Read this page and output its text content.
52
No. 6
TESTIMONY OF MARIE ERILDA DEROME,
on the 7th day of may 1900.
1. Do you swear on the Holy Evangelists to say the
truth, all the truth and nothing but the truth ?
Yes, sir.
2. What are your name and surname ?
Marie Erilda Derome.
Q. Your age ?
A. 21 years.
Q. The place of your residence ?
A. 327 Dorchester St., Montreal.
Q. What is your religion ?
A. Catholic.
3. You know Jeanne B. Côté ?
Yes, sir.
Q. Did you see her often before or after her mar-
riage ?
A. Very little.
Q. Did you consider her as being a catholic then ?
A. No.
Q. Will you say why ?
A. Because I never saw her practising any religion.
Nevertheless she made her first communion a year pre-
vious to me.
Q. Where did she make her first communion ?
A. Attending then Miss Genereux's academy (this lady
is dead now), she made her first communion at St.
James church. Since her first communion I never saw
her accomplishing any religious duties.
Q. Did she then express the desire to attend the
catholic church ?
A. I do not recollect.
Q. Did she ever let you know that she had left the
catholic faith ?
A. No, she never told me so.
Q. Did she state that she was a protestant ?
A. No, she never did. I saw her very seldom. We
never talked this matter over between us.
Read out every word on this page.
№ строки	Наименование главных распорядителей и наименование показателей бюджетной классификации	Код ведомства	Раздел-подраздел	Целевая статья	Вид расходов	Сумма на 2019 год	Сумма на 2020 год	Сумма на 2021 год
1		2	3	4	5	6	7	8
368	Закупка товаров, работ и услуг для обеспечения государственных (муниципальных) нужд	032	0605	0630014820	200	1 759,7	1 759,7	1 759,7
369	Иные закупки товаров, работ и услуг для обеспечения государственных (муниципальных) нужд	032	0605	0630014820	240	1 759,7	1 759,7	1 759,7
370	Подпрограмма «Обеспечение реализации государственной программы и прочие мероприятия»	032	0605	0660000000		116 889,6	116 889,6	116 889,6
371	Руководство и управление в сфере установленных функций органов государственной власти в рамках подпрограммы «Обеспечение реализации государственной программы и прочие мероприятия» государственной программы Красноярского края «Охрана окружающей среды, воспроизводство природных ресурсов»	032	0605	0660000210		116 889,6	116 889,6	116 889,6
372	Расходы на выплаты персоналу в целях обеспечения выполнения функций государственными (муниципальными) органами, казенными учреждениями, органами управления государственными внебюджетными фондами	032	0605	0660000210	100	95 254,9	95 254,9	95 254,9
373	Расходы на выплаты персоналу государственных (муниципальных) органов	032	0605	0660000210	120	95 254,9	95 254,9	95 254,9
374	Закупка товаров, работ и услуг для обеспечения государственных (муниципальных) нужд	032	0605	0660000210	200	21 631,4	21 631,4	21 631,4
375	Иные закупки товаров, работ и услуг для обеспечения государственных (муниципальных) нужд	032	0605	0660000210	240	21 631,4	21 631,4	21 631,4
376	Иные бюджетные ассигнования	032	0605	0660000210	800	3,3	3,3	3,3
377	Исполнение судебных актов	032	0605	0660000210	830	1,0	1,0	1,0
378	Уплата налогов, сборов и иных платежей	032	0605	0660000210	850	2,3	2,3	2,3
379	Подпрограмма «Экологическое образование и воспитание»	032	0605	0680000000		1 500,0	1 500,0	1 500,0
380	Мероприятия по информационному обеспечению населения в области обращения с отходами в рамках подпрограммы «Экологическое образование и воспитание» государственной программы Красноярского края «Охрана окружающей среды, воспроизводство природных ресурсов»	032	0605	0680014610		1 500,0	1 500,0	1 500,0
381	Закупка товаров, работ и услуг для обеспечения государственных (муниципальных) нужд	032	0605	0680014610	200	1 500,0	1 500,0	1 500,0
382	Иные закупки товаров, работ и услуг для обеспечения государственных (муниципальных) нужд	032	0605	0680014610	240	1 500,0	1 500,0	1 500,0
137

= = = = =

● **TASK TO CARRY OUT**
Reproduce the records above exactly.

● **SOLUTION**
Read this page and output its text content.
52
No. 6
TESTIMONY OF MARIE ERILDA DEROME,
on the 7th day of may 1900.
1. Do you swear on the Holy Evangelists to say the
truth, all the truth and nothing but the truth ?
Yes, sir.
2. What are your name and surname ?
Marie Erilda Derome.
Q. Your age ?
A. 21 years.
Q. The place of your residence ?
A. 327 Dorchester St., Montreal.
Q. What is your religion ?
A. Catholic.
3. You know Jeanne B. Côté ?
Yes, sir.
Q. Did you see her often before or after her mar-
riage ?
A. Very little.
Q. Did you consider her as being a catholic then ?
A. No.
Q. Will you say why ?
A. Because I never saw her practising any religion.
Nevertheless she made her first communion a year pre-
vious to me.
Q. Where did she make her first communion ?
A. Attending then Miss Genereux's academy (this lady
is dead now), she made her first communion at St.
James church. Since her first communion I never saw
her accomplishing any religious duties.
Q. Did she then express the desire to attend the
catholic church ?
A. I do not recollect.
Q. Did she ever let you know that she had left the
catholic faith ?
A. No, she never told me so.
Q. Did she state that she was a protestant ?
A. No, she never did. I saw her very seldom. We
never talked this matter over between us.
Read out every word on this page.
№ строки	Наименование главных распорядителей и наименование показателей бюджетной классификации	Код ведомства	Раздел-подраздел	Целевая статья	Вид расходов	Сумма на 2019 год	Сумма на 2020 год	Сумма на 2021 год
1		2	3	4	5	6	7	8
368	Закупка товаров, работ и услуг для обеспечения государственных (муниципальных) нужд	032	0605	0630014820	200	1 759,7	1 759,7	1 759,7
369	Иные закупки товаров, работ и услуг для обеспечения государственных (муниципальных) нужд	032	0605	0630014820	240	1 759,7	1 759,7	1 759,7
370	Подпрограмма «Обеспечение реализации государственной программы и прочие мероприятия»	032	0605	0660000000		116 889,6	116 889,6	116 889,6
371	Руководство и управление в сфере установленных функций органов государственной власти в рамках подпрограммы «Обеспечение реализации государственной программы и прочие мероприятия» государственной программы Красноярского края «Охрана окружающей среды, воспроизводство природных ресурсов»	032	0605	0660000210		116 889,6	116 889,6	116 889,6
372	Расходы на выплаты персоналу в целях обеспечения выполнения функций государственными (муниципальными) органами, казенными учреждениями, органами управления государственными внебюджетными фондами	032	0605	0660000210	100	95 254,9	95 254,9	95 254,9
373	Расходы на выплаты персоналу государственных (муниципальных) органов	032	0605	0660000210	120	95 254,9	95 254,9	95 254,9
374	Закупка товаров, работ и услуг для обеспечения государственных (муниципальных) нужд	032	0605	0660000210	200	21 631,4	21 631,4	21 631,4
375	Иные закупки товаров, работ и услуг для обеспечения государственных (муниципальных) нужд	032	0605	0660000210	240	21 631,4	21 631,4	21 631,4
376	Иные бюджетные ассигнования	032	0605	0660000210	800	3,3	3,3	3,3
377	Исполнение судебных актов	032	0605	0660000210	830	1,0	1,0	1,0
378	Уплата налогов, сборов и иных платежей	032	0605	0660000210	850	2,3	2,3	2,3
379	Подпрограмма «Экологическое образование и воспитание»	032	0605	0680000000		1 500,0	1 500,0	1 500,0
380	Мероприятия по информационному обеспечению населения в области обращения с отходами в рамках подпрограммы «Экологическое образование и воспитание» государственной программы Красноярского края «Охрана окружающей среды, воспроизводство природных ресурсов»	032	0605	0680014610		1 500,0	1 500,0	1 500,0
381	Закупка товаров, работ и услуг для обеспечения государственных (муниципальных) нужд	032	0605	0680014610	200	1 500,0	1 500,0	1 500,0
382	Иные закупки товаров, работ и услуг для обеспечения государственных (муниципальных) нужд	032	0605	0680014610	240	1 500,0	1 500,0	1 500,0
137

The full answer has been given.